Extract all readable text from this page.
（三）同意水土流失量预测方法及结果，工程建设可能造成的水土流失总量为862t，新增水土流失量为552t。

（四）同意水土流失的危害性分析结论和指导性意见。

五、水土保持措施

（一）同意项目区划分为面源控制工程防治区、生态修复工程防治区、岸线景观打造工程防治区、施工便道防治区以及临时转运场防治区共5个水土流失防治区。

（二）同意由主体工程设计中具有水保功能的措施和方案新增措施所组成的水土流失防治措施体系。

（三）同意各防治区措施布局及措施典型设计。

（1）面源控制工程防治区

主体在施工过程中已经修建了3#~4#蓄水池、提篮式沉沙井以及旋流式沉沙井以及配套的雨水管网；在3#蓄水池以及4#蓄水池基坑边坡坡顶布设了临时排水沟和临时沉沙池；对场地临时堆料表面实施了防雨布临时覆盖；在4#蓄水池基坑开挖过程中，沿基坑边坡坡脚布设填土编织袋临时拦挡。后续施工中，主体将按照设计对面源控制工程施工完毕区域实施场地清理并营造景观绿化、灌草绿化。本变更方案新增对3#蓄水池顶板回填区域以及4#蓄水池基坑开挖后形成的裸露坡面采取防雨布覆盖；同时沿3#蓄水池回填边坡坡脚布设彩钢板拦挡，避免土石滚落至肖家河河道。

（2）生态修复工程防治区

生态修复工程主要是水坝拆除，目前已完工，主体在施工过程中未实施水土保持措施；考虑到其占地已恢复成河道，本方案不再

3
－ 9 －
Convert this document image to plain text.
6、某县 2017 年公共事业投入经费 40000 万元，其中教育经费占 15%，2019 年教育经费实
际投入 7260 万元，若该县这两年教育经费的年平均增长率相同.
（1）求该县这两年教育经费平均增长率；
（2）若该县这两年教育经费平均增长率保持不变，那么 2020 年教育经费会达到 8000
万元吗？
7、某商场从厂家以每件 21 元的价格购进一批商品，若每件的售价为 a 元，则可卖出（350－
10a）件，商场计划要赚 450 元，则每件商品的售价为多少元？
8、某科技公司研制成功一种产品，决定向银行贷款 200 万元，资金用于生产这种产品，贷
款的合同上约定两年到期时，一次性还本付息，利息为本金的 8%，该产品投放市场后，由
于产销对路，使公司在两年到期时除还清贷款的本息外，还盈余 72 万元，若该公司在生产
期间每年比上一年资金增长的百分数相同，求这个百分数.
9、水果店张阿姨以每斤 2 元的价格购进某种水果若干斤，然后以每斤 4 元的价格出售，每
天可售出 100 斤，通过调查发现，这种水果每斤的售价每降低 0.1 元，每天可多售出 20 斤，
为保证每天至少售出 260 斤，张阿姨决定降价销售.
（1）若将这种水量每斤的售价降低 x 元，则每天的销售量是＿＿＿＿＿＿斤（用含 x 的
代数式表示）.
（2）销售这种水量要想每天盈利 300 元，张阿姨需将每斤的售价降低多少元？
★ ★ ★ ★
AIM OF THE TASK: Please give back all of the records exactly as written.

FULL ANSWER:
Extract all readable text from this page.
（三）同意水土流失量预测方法及结果，工程建设可能造成的水土流失总量为862t，新增水土流失量为552t。

（四）同意水土流失的危害性分析结论和指导性意见。

五、水土保持措施

（一）同意项目区划分为面源控制工程防治区、生态修复工程防治区、岸线景观打造工程防治区、施工便道防治区以及临时转运场防治区共5个水土流失防治区。

（二）同意由主体工程设计中具有水保功能的措施和方案新增措施所组成的水土流失防治措施体系。

（三）同意各防治区措施布局及措施典型设计。

（1）面源控制工程防治区

主体在施工过程中已经修建了3#~4#蓄水池、提篮式沉沙井以及旋流式沉沙井以及配套的雨水管网；在3#蓄水池以及4#蓄水池基坑边坡坡顶布设了临时排水沟和临时沉沙池；对场地临时堆料表面实施了防雨布临时覆盖；在4#蓄水池基坑开挖过程中，沿基坑边坡坡脚布设填土编织袋临时拦挡。后续施工中，主体将按照设计对面源控制工程施工完毕区域实施场地清理并营造景观绿化、灌草绿化。本变更方案新增对3#蓄水池顶板回填区域以及4#蓄水池基坑开挖后形成的裸露坡面采取防雨布覆盖；同时沿3#蓄水池回填边坡坡脚布设彩钢板拦挡，避免土石滚落至肖家河河道。

（2）生态修复工程防治区

生态修复工程主要是水坝拆除，目前已完工，主体在施工过程中未实施水土保持措施；考虑到其占地已恢复成河道，本方案不再

3
－ 9 －
Convert this document image to plain text.
6、某县 2017 年公共事业投入经费 40000 万元，其中教育经费占 15%，2019 年教育经费实
际投入 7260 万元，若该县这两年教育经费的年平均增长率相同.
（1）求该县这两年教育经费平均增长率；
（2）若该县这两年教育经费平均增长率保持不变，那么 2020 年教育经费会达到 8000
万元吗？
7、某商场从厂家以每件 21 元的价格购进一批商品，若每件的售价为 a 元，则可卖出（350－
10a）件，商场计划要赚 450 元，则每件商品的售价为多少元？
8、某科技公司研制成功一种产品，决定向银行贷款 200 万元，资金用于生产这种产品，贷
款的合同上约定两年到期时，一次性还本付息，利息为本金的 8%，该产品投放市场后，由
于产销对路，使公司在两年到期时除还清贷款的本息外，还盈余 72 万元，若该公司在生产
期间每年比上一年资金增长的百分数相同，求这个百分数.
9、水果店张阿姨以每斤 2 元的价格购进某种水果若干斤，然后以每斤 4 元的价格出售，每
天可售出 100 斤，通过调查发现，这种水果每斤的售价每降低 0.1 元，每天可多售出 20 斤，
为保证每天至少售出 260 斤，张阿姨决定降价销售.
（1）若将这种水量每斤的售价降低 x 元，则每天的销售量是＿＿＿＿＿＿斤（用含 x 的
代数式表示）.
（2）销售这种水量要想每天盈利 300 元，张阿姨需将每斤的售价降低多少元？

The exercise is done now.